**What you need to do**
Give only the number of lines in the records below that contain the word "использования".

------ Supplied records

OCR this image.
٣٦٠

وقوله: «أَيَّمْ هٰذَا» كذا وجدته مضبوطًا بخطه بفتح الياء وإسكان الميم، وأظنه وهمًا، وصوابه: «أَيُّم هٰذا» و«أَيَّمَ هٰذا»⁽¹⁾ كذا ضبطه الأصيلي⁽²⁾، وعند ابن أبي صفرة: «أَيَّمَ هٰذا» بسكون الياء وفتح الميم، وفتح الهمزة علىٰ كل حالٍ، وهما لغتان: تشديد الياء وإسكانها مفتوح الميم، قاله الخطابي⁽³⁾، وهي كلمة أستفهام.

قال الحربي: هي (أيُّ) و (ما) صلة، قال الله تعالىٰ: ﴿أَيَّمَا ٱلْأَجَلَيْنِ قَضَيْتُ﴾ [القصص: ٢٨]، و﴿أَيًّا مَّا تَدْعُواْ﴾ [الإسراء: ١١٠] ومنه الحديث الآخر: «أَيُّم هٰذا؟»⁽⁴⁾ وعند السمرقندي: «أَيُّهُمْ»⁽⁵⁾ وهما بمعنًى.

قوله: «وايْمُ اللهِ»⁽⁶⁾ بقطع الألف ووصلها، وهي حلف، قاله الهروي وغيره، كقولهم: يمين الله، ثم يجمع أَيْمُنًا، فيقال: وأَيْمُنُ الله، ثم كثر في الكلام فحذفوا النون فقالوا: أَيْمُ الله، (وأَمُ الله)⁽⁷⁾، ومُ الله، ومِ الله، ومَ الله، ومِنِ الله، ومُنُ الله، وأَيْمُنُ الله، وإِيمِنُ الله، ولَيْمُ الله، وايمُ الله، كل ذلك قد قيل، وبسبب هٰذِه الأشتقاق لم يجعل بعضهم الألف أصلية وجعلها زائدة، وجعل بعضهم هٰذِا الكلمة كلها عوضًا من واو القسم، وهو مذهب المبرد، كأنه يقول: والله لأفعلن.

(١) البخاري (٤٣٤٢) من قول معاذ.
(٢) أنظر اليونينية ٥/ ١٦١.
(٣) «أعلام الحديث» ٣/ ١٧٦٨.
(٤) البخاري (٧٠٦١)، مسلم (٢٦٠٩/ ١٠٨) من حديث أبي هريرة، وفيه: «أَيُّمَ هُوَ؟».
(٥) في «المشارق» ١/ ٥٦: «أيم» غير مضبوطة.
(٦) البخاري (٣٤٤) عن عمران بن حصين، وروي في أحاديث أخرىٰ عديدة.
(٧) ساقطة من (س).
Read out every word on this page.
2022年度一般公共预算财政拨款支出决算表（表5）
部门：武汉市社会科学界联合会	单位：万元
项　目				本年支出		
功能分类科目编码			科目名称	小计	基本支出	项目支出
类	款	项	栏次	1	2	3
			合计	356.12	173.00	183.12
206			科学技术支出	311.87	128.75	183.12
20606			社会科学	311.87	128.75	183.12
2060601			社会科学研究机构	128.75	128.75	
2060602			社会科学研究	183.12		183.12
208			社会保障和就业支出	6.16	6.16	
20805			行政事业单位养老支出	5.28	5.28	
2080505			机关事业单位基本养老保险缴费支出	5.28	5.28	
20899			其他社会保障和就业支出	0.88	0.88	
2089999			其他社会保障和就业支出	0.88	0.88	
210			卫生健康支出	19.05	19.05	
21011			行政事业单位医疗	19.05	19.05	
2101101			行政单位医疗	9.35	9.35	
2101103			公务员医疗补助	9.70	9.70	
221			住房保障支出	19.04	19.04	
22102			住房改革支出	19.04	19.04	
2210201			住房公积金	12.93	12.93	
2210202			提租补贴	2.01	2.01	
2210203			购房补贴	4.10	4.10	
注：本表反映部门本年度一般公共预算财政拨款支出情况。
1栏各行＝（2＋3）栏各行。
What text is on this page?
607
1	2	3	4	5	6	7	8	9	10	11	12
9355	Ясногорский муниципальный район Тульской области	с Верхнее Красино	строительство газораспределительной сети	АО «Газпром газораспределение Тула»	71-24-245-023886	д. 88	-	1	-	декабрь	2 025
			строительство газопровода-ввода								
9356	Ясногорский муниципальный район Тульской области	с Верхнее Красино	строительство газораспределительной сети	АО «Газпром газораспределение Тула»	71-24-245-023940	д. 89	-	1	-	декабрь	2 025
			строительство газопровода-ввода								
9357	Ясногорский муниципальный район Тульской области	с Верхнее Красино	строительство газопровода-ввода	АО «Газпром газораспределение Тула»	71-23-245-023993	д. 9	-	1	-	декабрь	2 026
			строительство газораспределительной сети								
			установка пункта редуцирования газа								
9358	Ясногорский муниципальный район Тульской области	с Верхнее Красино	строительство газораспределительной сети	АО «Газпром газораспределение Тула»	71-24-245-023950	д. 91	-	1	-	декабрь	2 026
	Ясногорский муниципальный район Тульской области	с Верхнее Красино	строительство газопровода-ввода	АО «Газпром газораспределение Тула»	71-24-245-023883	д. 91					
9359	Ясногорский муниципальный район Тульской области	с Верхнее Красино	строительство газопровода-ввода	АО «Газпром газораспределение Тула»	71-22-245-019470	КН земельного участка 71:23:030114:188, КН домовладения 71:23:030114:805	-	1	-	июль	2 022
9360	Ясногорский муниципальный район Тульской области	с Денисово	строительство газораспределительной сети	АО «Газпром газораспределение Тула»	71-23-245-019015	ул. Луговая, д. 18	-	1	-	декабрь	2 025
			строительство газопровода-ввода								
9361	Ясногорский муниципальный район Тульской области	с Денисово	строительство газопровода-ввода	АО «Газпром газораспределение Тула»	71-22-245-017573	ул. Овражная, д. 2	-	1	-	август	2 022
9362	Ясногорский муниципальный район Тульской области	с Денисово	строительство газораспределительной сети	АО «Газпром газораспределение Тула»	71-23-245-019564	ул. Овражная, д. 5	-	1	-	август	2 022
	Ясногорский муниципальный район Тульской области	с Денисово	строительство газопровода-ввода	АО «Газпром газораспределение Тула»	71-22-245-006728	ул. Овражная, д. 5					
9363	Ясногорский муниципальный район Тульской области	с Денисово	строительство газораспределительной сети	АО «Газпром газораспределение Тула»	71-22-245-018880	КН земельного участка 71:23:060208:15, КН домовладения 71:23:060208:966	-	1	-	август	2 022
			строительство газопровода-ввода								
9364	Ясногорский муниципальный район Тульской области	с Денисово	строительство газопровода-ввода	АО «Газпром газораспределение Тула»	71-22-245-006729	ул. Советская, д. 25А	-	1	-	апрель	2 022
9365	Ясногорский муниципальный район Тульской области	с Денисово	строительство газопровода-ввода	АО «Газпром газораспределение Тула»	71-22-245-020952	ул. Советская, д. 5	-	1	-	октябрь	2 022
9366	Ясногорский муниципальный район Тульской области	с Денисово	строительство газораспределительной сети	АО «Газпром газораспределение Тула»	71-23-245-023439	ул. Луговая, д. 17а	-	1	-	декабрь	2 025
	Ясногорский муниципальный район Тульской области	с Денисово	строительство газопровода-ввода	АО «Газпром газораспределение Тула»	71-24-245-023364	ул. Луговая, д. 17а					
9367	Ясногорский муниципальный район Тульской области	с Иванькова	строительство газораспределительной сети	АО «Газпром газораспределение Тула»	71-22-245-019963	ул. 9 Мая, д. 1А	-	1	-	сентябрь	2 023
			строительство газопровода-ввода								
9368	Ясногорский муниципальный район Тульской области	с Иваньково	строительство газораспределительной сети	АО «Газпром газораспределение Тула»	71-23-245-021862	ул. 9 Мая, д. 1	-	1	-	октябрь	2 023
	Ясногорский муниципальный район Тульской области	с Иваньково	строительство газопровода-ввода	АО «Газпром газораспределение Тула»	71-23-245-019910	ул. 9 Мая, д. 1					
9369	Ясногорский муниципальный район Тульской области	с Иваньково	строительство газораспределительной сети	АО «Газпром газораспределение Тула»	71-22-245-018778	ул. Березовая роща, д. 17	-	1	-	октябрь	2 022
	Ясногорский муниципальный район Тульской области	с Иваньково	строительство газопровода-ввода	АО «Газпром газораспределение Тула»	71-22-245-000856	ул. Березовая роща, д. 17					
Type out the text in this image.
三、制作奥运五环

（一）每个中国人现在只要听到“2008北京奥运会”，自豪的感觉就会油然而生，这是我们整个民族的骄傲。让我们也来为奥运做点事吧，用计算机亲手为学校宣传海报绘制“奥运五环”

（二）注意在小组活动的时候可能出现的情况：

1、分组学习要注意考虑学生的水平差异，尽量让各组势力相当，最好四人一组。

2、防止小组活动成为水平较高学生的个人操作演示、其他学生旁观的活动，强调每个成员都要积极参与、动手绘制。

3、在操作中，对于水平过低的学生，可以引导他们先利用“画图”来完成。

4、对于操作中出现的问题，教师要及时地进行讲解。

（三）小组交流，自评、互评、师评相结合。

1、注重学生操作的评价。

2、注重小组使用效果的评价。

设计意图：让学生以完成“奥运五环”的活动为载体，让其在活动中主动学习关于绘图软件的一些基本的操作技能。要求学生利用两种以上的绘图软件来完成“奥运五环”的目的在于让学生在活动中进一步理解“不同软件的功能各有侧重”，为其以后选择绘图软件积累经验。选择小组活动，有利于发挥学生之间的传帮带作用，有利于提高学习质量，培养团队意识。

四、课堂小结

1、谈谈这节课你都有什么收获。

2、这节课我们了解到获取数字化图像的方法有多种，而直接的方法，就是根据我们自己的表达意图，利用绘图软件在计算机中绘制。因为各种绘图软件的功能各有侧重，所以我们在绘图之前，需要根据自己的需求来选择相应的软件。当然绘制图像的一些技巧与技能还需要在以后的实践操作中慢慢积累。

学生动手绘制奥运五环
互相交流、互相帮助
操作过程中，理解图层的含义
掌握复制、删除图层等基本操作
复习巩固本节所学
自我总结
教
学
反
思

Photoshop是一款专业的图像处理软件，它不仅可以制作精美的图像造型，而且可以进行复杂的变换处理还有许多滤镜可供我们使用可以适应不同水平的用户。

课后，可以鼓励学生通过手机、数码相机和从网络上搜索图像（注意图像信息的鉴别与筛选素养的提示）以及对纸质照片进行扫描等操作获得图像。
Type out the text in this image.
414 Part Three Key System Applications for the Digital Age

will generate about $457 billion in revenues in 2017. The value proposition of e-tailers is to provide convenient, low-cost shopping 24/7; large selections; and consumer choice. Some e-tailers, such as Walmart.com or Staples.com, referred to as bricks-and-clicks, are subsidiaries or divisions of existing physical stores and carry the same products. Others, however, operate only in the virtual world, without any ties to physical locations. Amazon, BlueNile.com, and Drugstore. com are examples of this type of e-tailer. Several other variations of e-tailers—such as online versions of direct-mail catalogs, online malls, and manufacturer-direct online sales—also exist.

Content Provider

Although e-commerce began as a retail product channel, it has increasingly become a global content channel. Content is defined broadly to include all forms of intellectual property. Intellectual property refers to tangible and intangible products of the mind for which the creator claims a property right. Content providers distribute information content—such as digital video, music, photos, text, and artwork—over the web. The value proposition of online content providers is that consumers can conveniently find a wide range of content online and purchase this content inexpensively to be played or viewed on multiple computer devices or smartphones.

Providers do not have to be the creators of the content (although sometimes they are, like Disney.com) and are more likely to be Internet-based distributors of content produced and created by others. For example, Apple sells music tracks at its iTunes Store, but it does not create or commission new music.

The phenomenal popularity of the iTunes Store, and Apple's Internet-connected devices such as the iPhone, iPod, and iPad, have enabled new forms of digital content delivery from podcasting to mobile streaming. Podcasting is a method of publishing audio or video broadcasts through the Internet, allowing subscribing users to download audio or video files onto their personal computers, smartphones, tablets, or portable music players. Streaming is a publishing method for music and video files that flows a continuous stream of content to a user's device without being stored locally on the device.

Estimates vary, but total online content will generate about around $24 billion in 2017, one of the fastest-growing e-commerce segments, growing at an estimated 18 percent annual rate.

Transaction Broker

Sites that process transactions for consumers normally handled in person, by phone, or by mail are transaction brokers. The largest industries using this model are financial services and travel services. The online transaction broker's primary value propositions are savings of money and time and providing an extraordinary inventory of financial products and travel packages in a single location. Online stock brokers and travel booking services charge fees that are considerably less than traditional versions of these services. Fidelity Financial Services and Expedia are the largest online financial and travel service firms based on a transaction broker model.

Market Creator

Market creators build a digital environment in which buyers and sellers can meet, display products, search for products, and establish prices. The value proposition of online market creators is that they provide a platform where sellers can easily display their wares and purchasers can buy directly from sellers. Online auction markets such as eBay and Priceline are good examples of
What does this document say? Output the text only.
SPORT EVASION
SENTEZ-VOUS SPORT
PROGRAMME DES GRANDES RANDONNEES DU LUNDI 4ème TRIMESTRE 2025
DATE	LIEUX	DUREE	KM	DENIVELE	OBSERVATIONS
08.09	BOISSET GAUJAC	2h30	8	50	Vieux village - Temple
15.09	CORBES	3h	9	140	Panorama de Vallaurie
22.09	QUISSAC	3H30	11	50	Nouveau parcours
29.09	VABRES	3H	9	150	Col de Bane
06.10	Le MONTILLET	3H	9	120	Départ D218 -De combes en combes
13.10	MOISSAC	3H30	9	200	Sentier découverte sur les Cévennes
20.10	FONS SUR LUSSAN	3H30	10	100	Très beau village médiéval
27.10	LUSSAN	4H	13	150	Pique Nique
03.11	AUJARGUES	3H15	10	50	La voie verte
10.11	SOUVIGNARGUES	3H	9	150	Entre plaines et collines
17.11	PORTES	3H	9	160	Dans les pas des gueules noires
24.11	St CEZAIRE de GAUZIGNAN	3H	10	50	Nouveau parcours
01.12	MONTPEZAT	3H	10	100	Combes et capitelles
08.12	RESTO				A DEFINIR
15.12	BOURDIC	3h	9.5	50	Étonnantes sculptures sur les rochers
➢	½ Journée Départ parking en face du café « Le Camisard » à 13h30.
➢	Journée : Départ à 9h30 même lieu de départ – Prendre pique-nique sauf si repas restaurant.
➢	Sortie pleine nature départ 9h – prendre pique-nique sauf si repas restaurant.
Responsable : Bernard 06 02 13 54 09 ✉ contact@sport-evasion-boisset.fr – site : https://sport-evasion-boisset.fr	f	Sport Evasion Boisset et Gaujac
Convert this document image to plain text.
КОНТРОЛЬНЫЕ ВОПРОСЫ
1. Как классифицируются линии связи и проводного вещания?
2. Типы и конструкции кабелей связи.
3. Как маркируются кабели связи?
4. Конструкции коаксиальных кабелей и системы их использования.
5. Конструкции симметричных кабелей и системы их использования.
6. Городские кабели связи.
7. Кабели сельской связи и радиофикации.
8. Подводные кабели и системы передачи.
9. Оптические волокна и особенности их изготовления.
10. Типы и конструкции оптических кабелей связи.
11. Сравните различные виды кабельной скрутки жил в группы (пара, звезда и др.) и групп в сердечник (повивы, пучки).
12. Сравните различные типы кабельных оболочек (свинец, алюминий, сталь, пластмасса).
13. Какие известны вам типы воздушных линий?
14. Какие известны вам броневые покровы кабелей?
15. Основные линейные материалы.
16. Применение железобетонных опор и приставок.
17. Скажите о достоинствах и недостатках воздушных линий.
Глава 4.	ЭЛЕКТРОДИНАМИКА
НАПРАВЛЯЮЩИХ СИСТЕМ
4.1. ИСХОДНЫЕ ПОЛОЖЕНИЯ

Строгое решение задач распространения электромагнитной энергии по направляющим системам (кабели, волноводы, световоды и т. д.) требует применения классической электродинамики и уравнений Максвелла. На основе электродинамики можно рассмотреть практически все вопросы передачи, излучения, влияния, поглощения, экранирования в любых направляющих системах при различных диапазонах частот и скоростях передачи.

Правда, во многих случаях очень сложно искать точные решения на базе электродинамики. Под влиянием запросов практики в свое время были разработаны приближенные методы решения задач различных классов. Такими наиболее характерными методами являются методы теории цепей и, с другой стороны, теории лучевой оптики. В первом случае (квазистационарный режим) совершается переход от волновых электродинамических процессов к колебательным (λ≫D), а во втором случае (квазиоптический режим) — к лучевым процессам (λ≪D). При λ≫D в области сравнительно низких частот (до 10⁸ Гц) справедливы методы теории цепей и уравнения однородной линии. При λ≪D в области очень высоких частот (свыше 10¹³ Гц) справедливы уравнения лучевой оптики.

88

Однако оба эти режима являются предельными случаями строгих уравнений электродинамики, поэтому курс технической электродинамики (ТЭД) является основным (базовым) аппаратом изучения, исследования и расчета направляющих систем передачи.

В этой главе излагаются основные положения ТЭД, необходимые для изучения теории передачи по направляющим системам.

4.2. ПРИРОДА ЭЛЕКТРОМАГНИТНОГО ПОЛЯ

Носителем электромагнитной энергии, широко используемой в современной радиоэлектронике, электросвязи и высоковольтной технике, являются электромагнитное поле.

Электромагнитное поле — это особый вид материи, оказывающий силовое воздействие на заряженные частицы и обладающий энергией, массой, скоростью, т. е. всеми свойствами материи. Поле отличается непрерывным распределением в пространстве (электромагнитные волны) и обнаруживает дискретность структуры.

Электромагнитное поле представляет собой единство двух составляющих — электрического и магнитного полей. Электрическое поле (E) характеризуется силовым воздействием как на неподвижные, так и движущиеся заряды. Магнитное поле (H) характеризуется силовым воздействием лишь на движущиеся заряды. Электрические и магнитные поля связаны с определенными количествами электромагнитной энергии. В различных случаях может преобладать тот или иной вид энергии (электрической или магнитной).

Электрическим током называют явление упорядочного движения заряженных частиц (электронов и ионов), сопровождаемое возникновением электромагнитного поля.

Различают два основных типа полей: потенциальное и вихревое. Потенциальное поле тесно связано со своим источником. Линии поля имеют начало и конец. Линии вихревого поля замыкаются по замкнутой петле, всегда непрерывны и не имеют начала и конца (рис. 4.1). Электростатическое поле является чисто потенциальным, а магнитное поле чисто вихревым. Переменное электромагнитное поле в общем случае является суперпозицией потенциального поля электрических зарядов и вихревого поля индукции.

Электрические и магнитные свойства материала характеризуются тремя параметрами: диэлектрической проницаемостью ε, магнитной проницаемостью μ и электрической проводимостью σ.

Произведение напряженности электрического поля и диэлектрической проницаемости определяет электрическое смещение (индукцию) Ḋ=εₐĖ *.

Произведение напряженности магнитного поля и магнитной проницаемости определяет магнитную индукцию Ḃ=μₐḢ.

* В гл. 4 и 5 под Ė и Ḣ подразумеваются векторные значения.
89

------------

**Result of the exercise**
2